-- WHAT YOU WILL DO --
• a. Repeat, word for word, the part of the Great Moments with Mr Lincoln passage that opens with the words containing "I want to show" and closes with "in 12 months!".
• b. Carry on the Great Moments with Mr Lincoln passage, picking up after its last sentence.

-- EXTRACT --
◆ ◆ ◆ ◆

Great Moments with Mr Lincoln was considered to be one of Walt Disneys greatest achievements at the time. The idea began to begin in 1956 when Disney wanted to have a One Nation Under God attraction at
Disneyland. this show would have featured a 5-screen wrap around presentation with artwork and narration, culminating in a Hall of Presidents in which all of America's presidents would be featured in some way, but the highlight of which would be Abraham Lincoln. By April, 1962, ."One Nation Under God" had progressed to the point that an Audio-Animatronic Lincoln prototype could rise from his chair and shake hands. Robert Mosses The World's Fair President who was checking on the status of other Disney attractions was so impressed by this demonstration that he was adamant that "One Nation Under God" be presented at the Fair. He was soon given Disney's blessings to try to find a sponsor for the show, despite Disney's misgivings that the technology wasn't completely developed enough to have the show completed in time for the Fair's opening in 1964.
Moses turned his considerable persuasive power on the United States government to sponsor "One Nation Under God" as the main component of the Federal pavilion. The cost of the show would have amounted to only approximately 20% of the Federal budget for participation in the Fair. Although Moses spent the better part of 1962 and early 1963 trying to sell various Federal officials on the merits of the show, he was unsuccessful in getting the Department of Commerce World's Fair Commission to sponsor it as their main exhibit.
With time running out, Disney and Moses agreed to scale back the exhibit to a one-figure show, a President Lincoln show. The Coca-Cola company was given a demonstration of the Lincoln figure in hopes that they might sponsor him at the Fair. However Coca-Cola also declined. Mosses was able to get the State of Illinois to sponsor the attraction. And the rest is History.
Here is an interview from E-Ticket Magazine and Marc Davis.
MARC DAVIS:...Robert Moses, the head of the World's Fair, flew out to see Walt at what we called WED at that time. He insisted that Walt had to give him this Abraham Lincoln. Well, we didn't have the technology for it....and this was when Walt put me on it. I have a notebook in there that I did, "How To Build A Mechanical Man"....and all of this was wrong. We weren't building a mechanical man....we were building an illusion. An illusion of man. That took a while to soak into me and into everyone else.
I want to show you something I think you'll be interested in. Walt told me that he wanted to build Abraham Lincoln. He knew I knew a lot about anatomy and things, so I went ahead and put these drawings together. This sequence shows Mister Lincoln standing up. Here are the different movements that Lincoln went through in his performance. You know, they say somebody else animated that....that's a lot of crap. This is Mister Lincoln, and these are the things he had to do. Here, he leans forward....and he rises, watching the center of gravity. Then, see where he has to move this one leg? This is what I mean by the illusion.
THE "E" TICKET: It's difficult to comprehend the amount of effort it must have taken to turn these concepts into a finished attraction in 12 months!
MARC DAVIS: Well, when we got him built, Mister Lincoln would go through his performance...everything would be fine, and then, all of a sudden, there'd be some kind of glitch and he'd become a "spastic" suddenly. The poor sound men would have to come back night after night and redo the tapes that would control the figure. And after two weeks ... I guess the Fair was open ... Robert Moses decided he wanted to see this Mister Lincoln, since he'd talked the State of Illinois into buying it. He came into the Mister Lincoln show with all of the New York "ward healers" and their wives ... and we had to run it for them. This was maybe 11:00 in the morning. I sat next to Dick Irvine, and he sat next to Walt. There was General Potter, the one time head of the Panama Canal, and he was Bob Moses' assistant. General Potter sat on my right, as I recall, and then there was Moses and all the other officials and their wives.

◆ ◆ ◆ ◆

-- INFORMATION PROVIDED --
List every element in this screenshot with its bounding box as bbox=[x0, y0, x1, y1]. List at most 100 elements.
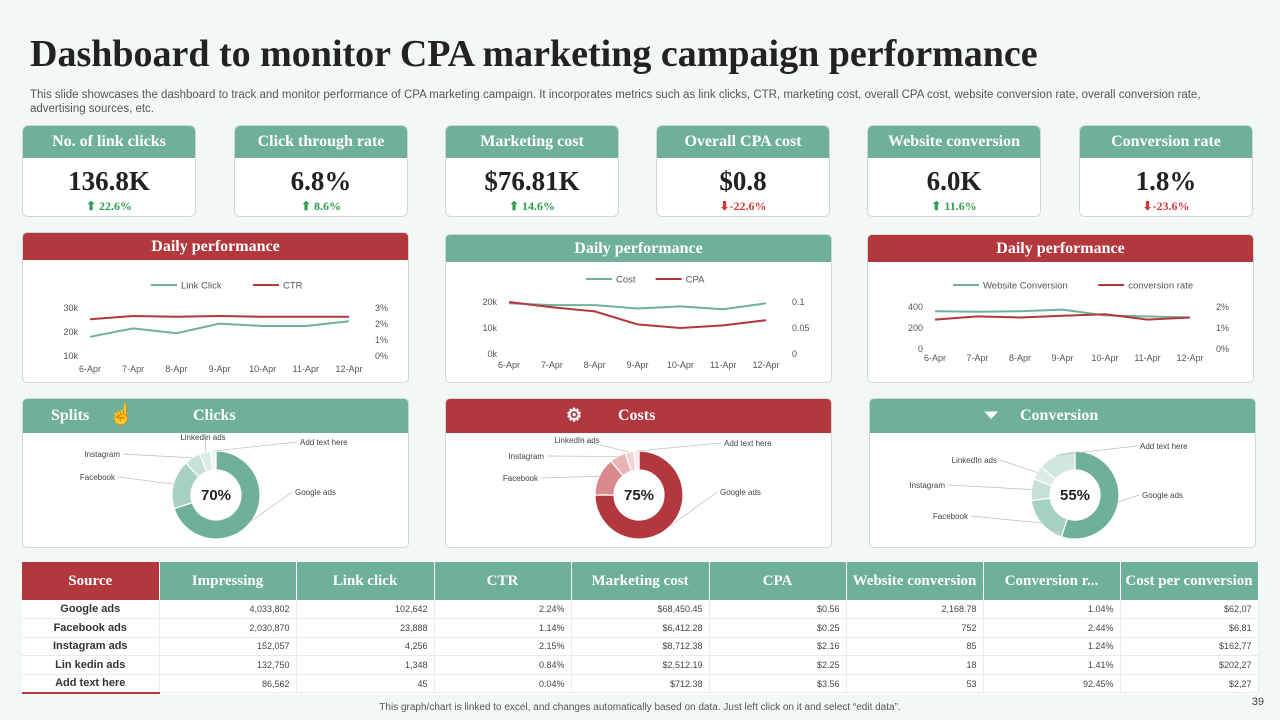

◆ ◆ ◆ ◆

-- RESULTS IN ORDER --
• a.
I want to show you something I think you'll be interested in. Walt told me that he wanted to build Abraham Lincoln. He knew I knew a lot about anatomy and things, so I went ahead and put these drawings together. This sequence shows Mister Lincoln standing up. Here are the different movements that Lincoln went through in his performance. You know, they say somebody else animated that....that's a lot of crap. This is Mister Lincoln, and these are the things he had to do. Here, he leans forward....and he rises, watching the center of gravity. Then, see where he has to move this one leg? This is what I mean by the illusion.
THE "E" TICKET: It's difficult to comprehend the amount of effort it must have taken to turn these concepts into a finished attraction in 12 months!

• b.
Mister Lincoln went through his performance ... and God ... not one glitch! We wanted to hug him! The only thing was, you couldn't go up and hug a big pile of machinery like that because it could kill you. This thing had 500 pounds of hydraulic pressure ... it could kill you. Sometimes you worked on it and you forgot that it wasn't a human being. If somebody fooled around, this thing could floor you!
You know, on Mister Lincoln I didn't turn the knobs that controlled him myself, but someplace you'll find my "dialogue sheets" all marked out just like you do for animation ... every move Lincoln was to make ... and whether it was a larger move, to turn his hand at this point, and so on.
THE "E" TICKET: Did they refer to those as a script, or something else?
MARC DAVIS: Well, they didn't call it anything. It was just the "animation pattern" so that the guys that turned the knobs could follow and watch along with it, to animate the figure. I see an awful lot of this stuff done now, and it's so meager and so poorly thought out ... and it doesn't come to life. Mister Lincoln did come to life, to a point. When the attraction was opened to the public, the New York Times, in their Sunday section, reviewed it full-page and said, "At this point Mister Lincoln stands up and walks forward on the stage, and delivers his address." The illusion was that good, that this reviewer thought that Lincoln literally walked forward. I think that was a hell of a compliment.
The "E" TICKET: Of the four attractions at the World's Fair, was "Great Moments With Mr. Lincoln" the most complex?
MARC DAVIS: Well it was the one where we "sweated blood." You know, Walt was about ready to cut his own throat and we were ready to jump off the bridge with him. You know it was horrible! You can't believe ... here we were, stuck with something and Walt didn't have the technology to have accepted that assignment at that time.
THE "E" TICKET: And you were actually at the elbow of everyone working on the installation during that time?
MARC DAVIS: Oh absolutely! It was like working on the first automobile or the first airplane or whatever and you didn't know whether it was going to fly or not.